*PROVIDED TEXT:*
_ _ _ _ _
Project Architecture

This document describes the internal architecture of LuisaCompute, including the compilation pipeline, runtime system, and backend implementations.

Overview

LuisaCompute is structured in three main layers:

┌─────────────────────────────────────────────────────────────┐
│                    Application Layer                        │
│         (User code, kernels, resource management)           │
├─────────────────────────────────────────────────────────────┤
│                      Frontend (DSL)                         │
│    (C++ template metaprogramming, AST construction)         │
├─────────────────────────────────────────────────────────────┤
│                    Middle-end (Runtime)                     │
│   (Resource wrappers, command encoding, device interface)   │
├─────────────────────────────────────────────────────────────┤
│              Backend (Platform-specific)                    │
│   (CUDA, DirectX, Metal, CPU code generation & execution)   │
└─────────────────────────────────────────────────────────────┘

Frontend: The Embedded DSL

The Domain Specific Language (DSL) layer allows users to write GPU kernels in C++.
_ _ _ _ _
*SOURCE DATA:*
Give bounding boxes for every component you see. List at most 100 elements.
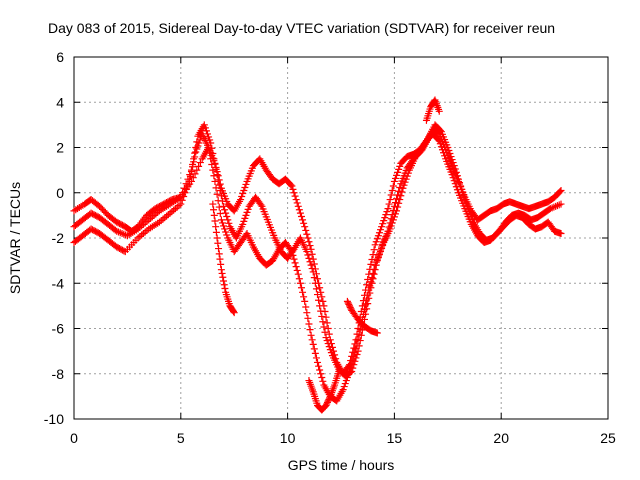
_ _ _ _ _
*WHAT TO WORK ON:*
1 > Return the part of the LuisaCompute architecture document between "Project Architecture" and "and backend implementations.", inclusive.
2 > According to the LuisaCompute architecture document, what language does the DSL layer let users write GPU kernels in?

*EXPECTED RESPONSES:*
1 >
Project Architecture

This document describes the internal architecture of LuisaCompute, including the compilation pipeline, runtime system, and backend implementations.

2 > C++